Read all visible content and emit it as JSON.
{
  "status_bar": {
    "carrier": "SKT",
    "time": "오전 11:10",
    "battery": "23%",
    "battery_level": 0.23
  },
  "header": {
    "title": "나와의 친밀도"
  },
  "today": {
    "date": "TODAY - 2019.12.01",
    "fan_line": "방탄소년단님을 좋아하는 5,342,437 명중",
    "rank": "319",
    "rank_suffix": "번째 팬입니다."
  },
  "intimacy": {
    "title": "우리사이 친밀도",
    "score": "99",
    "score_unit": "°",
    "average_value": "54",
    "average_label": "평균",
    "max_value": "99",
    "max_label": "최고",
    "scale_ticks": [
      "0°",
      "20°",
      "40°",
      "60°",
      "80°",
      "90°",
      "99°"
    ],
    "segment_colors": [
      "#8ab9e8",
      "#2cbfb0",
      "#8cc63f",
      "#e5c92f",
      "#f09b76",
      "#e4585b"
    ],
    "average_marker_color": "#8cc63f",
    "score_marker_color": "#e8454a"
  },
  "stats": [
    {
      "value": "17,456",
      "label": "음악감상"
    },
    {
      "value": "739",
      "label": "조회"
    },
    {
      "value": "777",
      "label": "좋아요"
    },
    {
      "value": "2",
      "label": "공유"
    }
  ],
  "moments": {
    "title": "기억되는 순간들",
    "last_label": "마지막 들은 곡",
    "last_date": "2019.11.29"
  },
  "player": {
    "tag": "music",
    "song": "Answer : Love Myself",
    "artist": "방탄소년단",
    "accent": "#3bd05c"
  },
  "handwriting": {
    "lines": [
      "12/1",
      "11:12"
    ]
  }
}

> **Direction**:
Repeat the material above in full, exactly as it stands.

> **Result for this exercise**:
Read all visible content and emit it as JSON.
{
  "status_bar": {
    "carrier": "SKT",
    "time": "오전 11:10",
    "battery": "23%",
    "battery_level": 0.23
  },
  "header": {
    "title": "나와의 친밀도"
  },
  "today": {
    "date": "TODAY - 2019.12.01",
    "fan_line": "방탄소년단님을 좋아하는 5,342,437 명중",
    "rank": "319",
    "rank_suffix": "번째 팬입니다."
  },
  "intimacy": {
    "title": "우리사이 친밀도",
    "score": "99",
    "score_unit": "°",
    "average_value": "54",
    "average_label": "평균",
    "max_value": "99",
    "max_label": "최고",
    "scale_ticks": [
      "0°",
      "20°",
      "40°",
      "60°",
      "80°",
      "90°",
      "99°"
    ],
    "segment_colors": [
      "#8ab9e8",
      "#2cbfb0",
      "#8cc63f",
      "#e5c92f",
      "#f09b76",
      "#e4585b"
    ],
    "average_marker_color": "#8cc63f",
    "score_marker_color": "#e8454a"
  },
  "stats": [
    {
      "value": "17,456",
      "label": "음악감상"
    },
    {
      "value": "739",
      "label": "조회"
    },
    {
      "value": "777",
      "label": "좋아요"
    },
    {
      "value": "2",
      "label": "공유"
    }
  ],
  "moments": {
    "title": "기억되는 순간들",
    "last_label": "마지막 들은 곡",
    "last_date": "2019.11.29"
  },
  "player": {
    "tag": "music",
    "song": "Answer : Love Myself",
    "artist": "방탄소년단",
    "accent": "#3bd05c"
  },
  "handwriting": {
    "lines": [
      "12/1",
      "11:12"
    ]
  }
}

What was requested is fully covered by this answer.